● TASK DESCRIPTION: Each line that holds the word "breakfast" counts once; give the total number of such lines and nothing else.

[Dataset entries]
-- Start --
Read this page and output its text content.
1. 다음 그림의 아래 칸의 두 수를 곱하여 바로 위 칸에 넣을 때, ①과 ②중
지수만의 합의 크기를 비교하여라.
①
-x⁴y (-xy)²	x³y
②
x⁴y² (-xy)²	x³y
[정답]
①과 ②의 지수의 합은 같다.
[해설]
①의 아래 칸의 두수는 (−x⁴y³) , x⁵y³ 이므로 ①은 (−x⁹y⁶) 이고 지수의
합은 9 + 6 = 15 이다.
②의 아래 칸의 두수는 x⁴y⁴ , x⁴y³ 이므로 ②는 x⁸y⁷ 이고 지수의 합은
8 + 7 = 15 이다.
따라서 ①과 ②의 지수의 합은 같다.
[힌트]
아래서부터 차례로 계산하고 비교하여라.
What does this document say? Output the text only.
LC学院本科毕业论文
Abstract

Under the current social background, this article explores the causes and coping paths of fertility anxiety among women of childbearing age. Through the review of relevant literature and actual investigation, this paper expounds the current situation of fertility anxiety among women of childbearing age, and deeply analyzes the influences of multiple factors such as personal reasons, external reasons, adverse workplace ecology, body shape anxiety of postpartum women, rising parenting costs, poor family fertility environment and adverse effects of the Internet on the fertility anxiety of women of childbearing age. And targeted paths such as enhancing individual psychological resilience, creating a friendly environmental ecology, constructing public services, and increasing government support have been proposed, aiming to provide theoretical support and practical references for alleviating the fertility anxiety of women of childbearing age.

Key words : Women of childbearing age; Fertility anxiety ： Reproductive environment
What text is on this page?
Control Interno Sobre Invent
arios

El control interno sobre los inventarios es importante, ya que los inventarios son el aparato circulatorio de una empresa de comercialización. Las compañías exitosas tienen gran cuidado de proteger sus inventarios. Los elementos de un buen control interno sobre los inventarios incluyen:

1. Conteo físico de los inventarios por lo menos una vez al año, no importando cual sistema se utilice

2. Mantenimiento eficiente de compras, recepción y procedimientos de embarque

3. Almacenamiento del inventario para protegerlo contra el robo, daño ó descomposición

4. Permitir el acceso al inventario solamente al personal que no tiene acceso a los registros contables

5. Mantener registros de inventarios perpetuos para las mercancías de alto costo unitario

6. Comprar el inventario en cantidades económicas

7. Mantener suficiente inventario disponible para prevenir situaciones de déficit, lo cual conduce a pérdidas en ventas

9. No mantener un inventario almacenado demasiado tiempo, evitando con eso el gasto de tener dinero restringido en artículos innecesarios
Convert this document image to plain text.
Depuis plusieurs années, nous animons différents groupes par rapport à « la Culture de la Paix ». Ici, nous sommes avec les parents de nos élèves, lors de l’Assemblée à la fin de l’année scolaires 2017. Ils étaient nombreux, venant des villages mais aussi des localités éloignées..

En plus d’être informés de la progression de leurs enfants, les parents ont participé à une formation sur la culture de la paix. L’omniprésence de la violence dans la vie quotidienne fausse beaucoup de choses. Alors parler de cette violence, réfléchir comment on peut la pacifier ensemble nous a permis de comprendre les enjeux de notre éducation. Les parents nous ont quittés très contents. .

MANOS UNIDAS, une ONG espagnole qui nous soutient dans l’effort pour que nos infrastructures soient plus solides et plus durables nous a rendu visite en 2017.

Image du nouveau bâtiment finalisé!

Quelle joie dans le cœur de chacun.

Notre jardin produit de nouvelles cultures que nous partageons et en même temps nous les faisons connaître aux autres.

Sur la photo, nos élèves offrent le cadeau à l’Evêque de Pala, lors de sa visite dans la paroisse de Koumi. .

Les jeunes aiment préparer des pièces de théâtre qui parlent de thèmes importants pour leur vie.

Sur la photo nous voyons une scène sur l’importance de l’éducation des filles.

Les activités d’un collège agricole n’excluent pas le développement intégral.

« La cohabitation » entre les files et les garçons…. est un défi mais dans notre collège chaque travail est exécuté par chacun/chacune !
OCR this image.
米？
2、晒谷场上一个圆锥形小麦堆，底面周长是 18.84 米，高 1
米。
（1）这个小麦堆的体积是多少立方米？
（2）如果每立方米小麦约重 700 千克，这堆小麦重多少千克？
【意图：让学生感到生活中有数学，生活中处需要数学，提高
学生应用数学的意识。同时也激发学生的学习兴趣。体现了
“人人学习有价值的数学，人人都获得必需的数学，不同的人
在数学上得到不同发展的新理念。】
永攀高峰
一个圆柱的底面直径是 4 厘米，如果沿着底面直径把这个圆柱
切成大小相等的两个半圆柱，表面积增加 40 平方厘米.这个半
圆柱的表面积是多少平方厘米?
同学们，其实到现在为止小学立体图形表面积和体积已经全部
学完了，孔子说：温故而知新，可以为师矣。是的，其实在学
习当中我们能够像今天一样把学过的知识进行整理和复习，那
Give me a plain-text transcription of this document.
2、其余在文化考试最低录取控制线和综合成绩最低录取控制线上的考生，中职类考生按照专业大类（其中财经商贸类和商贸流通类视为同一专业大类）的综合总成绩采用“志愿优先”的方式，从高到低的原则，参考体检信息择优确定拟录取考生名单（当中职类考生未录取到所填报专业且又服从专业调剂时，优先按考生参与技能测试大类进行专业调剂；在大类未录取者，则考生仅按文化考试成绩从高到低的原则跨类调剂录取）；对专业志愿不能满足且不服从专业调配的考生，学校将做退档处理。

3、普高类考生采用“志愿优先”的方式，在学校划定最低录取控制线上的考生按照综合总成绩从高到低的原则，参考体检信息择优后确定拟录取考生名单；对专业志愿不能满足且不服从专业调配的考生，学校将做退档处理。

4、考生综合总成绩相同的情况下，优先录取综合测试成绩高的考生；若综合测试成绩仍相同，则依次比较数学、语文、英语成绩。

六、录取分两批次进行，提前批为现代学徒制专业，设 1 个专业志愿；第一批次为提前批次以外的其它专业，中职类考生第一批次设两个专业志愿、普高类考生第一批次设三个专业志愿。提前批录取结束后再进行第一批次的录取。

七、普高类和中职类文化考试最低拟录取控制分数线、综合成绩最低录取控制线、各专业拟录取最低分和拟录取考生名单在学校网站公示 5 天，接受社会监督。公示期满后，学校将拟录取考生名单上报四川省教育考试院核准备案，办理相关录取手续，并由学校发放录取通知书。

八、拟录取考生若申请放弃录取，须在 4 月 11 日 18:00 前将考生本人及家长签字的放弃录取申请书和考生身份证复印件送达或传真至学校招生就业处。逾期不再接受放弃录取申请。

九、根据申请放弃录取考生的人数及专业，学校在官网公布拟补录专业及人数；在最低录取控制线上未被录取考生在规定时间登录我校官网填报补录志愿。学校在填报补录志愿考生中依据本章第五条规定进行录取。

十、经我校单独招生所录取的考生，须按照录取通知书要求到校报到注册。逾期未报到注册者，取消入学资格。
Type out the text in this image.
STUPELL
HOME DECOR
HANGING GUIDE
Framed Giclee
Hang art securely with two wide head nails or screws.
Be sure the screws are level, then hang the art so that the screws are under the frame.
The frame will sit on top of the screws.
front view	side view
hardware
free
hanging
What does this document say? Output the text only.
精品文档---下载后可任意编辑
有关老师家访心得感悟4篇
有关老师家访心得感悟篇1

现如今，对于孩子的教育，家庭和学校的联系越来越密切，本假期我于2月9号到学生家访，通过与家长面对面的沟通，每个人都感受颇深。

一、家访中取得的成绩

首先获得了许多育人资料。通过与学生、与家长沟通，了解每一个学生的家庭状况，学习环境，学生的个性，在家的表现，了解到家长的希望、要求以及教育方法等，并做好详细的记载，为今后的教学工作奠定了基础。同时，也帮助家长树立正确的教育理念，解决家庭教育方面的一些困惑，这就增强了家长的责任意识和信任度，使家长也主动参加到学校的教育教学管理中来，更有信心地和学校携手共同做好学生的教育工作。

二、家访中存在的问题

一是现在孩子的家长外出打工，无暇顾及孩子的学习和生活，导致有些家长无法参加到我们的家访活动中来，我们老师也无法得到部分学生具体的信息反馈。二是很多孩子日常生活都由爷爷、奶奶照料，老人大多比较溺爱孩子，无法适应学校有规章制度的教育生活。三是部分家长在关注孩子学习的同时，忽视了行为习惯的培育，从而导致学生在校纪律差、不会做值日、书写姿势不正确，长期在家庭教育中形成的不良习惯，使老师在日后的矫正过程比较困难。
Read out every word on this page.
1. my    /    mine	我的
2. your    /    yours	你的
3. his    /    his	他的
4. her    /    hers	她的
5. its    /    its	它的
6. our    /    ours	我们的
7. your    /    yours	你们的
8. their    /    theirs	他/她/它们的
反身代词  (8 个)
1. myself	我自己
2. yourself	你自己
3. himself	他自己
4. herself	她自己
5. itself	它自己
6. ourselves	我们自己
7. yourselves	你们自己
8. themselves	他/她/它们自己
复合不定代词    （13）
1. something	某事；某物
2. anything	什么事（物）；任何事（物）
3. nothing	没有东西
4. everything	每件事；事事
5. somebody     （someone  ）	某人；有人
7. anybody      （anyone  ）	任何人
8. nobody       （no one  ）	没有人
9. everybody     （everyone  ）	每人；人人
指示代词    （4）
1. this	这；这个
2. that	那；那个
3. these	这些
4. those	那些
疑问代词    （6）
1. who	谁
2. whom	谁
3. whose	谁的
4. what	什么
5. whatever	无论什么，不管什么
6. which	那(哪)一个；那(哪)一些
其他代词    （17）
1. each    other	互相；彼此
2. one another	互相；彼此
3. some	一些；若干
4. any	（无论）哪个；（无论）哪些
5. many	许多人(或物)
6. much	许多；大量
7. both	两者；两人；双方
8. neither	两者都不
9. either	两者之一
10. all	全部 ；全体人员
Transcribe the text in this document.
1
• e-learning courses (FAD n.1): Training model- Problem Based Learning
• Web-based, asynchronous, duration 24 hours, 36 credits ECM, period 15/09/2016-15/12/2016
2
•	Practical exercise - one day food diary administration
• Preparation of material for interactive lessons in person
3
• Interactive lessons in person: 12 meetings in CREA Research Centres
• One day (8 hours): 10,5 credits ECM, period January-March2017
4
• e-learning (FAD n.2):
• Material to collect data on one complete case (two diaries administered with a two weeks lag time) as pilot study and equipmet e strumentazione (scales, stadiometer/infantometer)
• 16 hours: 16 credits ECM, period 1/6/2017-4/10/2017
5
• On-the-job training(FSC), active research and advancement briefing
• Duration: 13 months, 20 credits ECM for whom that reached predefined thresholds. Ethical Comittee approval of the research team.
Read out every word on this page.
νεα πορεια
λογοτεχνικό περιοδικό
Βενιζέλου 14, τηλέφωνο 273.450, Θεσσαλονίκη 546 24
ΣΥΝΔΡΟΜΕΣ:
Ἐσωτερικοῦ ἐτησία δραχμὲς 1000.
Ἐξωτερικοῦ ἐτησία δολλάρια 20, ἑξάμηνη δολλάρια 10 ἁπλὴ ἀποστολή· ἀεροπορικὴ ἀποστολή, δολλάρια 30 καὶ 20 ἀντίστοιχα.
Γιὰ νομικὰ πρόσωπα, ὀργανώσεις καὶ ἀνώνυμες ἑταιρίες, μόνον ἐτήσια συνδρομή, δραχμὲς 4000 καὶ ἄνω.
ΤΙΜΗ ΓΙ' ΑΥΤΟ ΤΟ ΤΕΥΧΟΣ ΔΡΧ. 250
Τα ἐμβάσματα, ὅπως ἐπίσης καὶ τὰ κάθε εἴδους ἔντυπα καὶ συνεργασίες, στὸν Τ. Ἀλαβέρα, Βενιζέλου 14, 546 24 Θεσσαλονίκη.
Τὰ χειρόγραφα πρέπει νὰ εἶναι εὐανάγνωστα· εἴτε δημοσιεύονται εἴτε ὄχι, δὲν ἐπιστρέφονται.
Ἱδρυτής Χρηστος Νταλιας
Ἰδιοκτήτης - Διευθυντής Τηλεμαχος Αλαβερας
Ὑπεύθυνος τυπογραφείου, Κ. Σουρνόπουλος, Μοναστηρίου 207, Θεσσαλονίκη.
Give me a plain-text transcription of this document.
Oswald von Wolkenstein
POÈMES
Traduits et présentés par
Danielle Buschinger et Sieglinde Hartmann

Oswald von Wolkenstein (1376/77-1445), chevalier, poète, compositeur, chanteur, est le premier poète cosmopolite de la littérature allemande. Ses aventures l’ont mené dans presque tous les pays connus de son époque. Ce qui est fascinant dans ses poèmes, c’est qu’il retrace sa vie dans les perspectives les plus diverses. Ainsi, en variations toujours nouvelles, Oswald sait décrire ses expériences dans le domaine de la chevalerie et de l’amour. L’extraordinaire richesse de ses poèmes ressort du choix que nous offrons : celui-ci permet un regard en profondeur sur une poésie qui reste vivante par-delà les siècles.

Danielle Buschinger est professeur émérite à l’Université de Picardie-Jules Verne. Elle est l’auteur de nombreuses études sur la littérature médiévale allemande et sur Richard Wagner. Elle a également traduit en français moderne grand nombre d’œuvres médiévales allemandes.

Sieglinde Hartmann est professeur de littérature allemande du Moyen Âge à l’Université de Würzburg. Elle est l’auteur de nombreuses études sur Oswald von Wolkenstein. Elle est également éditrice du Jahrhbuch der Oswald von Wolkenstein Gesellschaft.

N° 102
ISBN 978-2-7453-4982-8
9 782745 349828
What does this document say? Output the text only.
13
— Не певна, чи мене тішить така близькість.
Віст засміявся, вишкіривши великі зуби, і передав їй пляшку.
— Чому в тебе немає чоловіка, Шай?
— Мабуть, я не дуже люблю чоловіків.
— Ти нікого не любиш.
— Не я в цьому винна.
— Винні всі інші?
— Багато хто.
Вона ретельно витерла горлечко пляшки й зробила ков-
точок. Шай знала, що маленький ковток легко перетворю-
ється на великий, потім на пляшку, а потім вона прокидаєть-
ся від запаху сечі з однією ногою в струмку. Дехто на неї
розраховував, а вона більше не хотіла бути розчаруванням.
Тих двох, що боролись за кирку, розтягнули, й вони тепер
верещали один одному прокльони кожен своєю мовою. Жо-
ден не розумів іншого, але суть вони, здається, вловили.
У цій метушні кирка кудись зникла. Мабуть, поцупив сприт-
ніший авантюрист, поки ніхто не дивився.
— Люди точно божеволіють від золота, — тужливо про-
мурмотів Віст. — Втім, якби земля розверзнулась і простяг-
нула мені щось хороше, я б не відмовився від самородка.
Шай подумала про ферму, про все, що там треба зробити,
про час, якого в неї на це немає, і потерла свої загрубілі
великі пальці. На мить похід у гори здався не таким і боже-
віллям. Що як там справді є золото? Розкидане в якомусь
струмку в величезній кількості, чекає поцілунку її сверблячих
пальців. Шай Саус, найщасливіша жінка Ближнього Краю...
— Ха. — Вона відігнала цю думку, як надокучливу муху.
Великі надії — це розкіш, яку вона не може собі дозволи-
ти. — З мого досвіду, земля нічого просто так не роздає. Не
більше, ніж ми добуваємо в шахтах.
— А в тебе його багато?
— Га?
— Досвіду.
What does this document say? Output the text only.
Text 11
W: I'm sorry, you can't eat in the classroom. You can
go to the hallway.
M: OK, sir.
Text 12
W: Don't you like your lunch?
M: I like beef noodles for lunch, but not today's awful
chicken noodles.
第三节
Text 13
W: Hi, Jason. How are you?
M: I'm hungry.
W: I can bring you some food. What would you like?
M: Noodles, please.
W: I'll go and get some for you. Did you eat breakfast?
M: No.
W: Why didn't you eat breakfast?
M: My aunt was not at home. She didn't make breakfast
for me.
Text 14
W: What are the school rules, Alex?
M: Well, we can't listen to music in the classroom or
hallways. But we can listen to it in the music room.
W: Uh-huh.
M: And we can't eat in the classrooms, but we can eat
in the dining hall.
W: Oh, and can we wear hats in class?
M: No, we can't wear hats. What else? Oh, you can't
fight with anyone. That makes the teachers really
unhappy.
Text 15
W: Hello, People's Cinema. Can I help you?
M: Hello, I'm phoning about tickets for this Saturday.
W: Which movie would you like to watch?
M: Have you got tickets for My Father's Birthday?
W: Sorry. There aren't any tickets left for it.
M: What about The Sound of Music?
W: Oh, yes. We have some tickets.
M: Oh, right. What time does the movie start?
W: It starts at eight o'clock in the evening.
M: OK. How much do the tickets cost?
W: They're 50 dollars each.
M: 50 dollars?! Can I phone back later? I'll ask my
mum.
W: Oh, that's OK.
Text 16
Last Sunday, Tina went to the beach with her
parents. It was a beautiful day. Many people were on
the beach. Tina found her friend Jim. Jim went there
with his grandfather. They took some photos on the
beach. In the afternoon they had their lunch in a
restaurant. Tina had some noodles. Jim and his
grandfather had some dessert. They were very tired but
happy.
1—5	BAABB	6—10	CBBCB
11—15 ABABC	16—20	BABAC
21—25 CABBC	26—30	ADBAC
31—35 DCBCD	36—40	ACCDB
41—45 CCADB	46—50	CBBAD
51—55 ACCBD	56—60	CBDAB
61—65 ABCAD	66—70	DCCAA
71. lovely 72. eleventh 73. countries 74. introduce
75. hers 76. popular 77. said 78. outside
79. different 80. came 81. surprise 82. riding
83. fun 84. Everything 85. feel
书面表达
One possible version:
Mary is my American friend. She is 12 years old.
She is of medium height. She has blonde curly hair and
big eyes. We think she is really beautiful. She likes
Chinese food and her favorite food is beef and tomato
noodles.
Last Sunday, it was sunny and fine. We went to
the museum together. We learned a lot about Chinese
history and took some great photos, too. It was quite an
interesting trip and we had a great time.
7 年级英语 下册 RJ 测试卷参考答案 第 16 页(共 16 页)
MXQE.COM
-- End --
● THE RESULT: 3